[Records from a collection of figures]
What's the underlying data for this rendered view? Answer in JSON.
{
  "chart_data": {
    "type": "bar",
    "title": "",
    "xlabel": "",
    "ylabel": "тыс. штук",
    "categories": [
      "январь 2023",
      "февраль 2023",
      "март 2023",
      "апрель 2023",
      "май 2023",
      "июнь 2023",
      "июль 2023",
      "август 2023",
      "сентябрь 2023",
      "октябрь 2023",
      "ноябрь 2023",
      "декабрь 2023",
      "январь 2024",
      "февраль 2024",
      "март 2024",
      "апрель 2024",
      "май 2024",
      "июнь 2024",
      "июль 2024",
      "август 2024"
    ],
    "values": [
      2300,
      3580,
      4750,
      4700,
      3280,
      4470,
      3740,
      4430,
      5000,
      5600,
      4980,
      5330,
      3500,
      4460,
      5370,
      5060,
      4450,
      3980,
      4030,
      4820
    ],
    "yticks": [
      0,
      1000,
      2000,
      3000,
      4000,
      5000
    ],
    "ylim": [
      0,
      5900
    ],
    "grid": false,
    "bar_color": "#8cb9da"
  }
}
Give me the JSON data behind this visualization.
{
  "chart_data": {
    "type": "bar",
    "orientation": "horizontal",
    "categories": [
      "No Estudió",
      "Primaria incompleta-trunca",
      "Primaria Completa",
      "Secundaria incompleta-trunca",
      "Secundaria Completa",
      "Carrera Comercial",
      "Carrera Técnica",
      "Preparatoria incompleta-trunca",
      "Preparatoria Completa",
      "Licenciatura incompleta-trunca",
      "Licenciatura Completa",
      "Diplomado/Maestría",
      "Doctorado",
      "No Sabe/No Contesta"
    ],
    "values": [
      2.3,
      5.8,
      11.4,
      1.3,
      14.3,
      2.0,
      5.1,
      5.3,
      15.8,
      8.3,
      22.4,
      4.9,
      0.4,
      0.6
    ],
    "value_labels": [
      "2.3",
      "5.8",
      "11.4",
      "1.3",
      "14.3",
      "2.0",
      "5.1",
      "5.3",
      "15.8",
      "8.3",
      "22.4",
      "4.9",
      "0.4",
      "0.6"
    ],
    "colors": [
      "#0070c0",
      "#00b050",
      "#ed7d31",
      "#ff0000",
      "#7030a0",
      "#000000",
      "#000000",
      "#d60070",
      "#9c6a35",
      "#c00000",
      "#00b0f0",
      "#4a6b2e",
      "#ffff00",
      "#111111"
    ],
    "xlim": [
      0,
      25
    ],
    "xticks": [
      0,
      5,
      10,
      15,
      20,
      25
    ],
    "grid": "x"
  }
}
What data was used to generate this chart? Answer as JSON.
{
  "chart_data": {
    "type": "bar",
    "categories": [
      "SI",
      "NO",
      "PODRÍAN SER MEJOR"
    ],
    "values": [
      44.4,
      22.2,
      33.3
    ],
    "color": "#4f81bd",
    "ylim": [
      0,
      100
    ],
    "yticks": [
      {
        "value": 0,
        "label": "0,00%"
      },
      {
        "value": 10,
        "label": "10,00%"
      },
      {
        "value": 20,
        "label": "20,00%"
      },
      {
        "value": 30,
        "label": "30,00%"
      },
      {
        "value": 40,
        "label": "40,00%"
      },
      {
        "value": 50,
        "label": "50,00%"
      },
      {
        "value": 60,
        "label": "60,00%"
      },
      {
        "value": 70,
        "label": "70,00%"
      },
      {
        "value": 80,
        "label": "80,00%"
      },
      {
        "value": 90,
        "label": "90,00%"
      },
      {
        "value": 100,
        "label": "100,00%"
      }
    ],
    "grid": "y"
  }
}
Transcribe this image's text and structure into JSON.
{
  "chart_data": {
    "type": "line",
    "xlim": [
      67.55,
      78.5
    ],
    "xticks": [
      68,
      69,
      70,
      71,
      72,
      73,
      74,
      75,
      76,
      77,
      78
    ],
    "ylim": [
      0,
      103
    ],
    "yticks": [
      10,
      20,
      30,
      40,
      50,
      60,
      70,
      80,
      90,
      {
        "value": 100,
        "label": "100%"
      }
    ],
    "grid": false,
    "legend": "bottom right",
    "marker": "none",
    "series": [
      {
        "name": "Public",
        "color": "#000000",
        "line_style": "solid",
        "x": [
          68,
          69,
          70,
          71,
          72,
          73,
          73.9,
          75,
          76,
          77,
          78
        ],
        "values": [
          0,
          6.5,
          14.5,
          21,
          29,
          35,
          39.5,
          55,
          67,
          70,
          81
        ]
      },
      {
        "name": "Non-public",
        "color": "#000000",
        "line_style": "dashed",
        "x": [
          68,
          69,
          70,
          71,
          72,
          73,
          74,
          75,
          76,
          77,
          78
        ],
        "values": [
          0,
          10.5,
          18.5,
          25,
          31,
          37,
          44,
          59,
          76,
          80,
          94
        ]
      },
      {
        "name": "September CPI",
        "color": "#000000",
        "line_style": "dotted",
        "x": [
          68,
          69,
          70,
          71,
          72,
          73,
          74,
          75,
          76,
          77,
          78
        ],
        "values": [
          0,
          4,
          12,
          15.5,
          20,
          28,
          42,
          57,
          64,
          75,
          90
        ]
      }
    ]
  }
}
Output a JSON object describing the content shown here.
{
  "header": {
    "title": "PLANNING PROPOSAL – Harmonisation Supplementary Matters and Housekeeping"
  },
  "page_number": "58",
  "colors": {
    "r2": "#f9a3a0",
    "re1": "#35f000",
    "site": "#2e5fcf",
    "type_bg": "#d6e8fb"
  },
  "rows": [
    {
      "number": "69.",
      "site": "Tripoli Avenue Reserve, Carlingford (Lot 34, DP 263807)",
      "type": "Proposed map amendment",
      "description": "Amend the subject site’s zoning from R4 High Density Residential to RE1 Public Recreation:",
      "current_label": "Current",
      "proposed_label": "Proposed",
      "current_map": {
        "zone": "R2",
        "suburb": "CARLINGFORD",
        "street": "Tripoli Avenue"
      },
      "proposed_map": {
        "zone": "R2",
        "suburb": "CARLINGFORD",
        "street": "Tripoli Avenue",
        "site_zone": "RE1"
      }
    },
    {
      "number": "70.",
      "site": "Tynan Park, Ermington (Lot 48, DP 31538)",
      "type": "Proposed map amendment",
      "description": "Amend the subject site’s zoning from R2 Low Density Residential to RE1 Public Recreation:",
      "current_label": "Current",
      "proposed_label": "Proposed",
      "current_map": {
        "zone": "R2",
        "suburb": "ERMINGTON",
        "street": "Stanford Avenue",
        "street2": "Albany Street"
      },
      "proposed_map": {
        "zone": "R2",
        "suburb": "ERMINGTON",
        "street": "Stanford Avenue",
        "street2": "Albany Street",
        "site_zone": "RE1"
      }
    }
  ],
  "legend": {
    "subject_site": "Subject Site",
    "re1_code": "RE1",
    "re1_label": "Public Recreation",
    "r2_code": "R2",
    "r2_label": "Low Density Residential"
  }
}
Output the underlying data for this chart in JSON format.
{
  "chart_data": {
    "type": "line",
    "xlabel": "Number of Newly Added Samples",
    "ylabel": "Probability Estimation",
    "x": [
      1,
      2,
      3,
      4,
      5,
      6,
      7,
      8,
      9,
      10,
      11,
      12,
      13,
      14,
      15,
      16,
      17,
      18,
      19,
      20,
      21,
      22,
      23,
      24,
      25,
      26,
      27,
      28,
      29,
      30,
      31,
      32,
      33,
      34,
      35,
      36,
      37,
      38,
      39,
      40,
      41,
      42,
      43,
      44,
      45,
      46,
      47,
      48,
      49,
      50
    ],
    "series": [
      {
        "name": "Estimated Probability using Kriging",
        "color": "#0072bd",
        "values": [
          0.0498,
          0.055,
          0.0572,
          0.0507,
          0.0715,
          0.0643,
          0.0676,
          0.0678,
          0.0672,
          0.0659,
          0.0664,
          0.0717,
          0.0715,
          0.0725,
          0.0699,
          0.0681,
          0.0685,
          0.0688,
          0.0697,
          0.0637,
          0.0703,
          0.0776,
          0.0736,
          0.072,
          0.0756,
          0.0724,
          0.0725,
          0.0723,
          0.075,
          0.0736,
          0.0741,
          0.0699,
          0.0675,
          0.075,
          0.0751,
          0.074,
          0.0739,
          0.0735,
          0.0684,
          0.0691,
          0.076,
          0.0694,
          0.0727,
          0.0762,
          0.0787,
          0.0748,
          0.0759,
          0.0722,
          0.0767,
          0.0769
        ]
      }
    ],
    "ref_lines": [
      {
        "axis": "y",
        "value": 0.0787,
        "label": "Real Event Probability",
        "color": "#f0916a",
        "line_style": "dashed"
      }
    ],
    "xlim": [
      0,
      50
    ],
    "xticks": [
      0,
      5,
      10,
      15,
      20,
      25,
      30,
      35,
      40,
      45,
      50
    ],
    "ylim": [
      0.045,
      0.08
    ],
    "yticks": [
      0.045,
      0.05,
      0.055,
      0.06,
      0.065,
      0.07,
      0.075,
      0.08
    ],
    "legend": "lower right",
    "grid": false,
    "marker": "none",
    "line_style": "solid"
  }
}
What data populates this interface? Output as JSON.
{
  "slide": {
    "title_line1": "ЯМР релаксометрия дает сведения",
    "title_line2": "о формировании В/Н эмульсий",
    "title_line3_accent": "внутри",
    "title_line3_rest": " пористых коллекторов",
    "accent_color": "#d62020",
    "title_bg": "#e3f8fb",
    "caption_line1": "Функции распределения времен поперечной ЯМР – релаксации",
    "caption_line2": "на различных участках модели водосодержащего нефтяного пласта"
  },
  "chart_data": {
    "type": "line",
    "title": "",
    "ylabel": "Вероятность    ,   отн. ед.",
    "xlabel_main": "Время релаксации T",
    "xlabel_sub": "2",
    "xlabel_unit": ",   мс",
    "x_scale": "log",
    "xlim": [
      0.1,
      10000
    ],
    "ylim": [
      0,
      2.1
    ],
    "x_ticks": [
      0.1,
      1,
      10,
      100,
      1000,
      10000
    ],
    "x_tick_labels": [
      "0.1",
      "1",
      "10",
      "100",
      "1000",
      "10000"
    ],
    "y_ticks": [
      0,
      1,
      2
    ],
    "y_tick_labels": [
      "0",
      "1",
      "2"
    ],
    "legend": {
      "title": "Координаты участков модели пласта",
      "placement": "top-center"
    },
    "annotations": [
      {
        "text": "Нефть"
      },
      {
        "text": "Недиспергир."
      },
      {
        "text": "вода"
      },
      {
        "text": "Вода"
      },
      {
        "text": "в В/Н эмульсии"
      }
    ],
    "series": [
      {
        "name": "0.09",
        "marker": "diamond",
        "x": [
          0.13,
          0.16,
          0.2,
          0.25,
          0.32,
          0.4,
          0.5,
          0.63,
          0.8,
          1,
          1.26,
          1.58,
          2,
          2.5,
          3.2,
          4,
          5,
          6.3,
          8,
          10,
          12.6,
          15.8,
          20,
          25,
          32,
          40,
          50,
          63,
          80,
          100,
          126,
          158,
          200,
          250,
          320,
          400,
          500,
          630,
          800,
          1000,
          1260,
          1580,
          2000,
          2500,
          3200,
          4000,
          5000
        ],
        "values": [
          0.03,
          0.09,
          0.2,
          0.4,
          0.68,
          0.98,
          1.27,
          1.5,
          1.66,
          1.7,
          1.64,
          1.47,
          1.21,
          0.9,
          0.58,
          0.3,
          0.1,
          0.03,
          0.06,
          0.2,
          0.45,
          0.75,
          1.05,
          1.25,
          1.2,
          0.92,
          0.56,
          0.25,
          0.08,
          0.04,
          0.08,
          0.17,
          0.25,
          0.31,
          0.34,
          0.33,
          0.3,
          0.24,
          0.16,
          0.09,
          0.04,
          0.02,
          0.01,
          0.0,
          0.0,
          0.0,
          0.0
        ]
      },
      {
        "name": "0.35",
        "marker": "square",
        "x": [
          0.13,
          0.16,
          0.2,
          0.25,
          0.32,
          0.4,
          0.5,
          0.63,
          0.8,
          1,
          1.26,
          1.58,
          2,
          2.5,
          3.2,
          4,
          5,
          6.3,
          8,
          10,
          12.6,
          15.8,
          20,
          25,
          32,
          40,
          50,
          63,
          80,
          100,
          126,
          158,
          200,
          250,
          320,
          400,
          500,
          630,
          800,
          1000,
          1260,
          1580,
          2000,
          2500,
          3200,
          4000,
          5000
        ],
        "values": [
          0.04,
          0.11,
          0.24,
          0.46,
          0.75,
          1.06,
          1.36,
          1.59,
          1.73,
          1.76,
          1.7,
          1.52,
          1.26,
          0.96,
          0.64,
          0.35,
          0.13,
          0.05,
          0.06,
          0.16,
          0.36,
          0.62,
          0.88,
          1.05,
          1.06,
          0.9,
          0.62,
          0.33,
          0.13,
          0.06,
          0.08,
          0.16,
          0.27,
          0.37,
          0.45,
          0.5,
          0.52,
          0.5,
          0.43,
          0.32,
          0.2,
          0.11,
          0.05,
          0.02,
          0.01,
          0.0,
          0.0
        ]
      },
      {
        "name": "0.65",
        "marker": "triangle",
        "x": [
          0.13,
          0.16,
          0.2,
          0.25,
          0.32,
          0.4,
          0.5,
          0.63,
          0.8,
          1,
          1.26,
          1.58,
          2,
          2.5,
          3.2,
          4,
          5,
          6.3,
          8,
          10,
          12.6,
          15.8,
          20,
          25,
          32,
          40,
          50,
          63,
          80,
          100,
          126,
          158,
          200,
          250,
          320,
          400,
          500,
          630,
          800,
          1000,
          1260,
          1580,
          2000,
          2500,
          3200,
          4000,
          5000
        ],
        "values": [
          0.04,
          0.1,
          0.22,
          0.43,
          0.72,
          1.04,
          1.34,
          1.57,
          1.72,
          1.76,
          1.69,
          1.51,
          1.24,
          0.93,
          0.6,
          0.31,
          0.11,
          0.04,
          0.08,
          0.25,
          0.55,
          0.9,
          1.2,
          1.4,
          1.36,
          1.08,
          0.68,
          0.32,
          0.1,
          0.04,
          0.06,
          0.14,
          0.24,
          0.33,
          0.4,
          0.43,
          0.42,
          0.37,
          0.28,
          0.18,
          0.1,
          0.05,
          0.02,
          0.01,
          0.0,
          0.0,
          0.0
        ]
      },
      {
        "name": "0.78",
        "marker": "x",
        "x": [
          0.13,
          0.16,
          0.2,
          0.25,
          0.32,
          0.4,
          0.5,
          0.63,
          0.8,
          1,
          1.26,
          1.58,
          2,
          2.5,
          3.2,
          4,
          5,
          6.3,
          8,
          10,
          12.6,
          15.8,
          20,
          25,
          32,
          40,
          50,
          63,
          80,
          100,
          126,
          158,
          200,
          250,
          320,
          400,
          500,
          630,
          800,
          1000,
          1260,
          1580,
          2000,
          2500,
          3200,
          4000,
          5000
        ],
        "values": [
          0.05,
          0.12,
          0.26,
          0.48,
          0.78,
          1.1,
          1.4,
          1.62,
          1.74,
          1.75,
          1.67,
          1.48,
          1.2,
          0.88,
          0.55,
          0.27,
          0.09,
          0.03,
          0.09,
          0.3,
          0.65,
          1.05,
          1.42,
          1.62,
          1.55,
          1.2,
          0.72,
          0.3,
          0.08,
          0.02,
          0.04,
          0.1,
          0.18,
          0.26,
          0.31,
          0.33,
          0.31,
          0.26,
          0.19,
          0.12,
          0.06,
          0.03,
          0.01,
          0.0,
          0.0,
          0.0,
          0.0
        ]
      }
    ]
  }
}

## SHORT PROBLEM
Wherever a line in the data above holds "Albany", copy that line.

## SOLUTION TO THE PROBLEM
        "street2": "Albany Street"
        "street2": "Albany Street",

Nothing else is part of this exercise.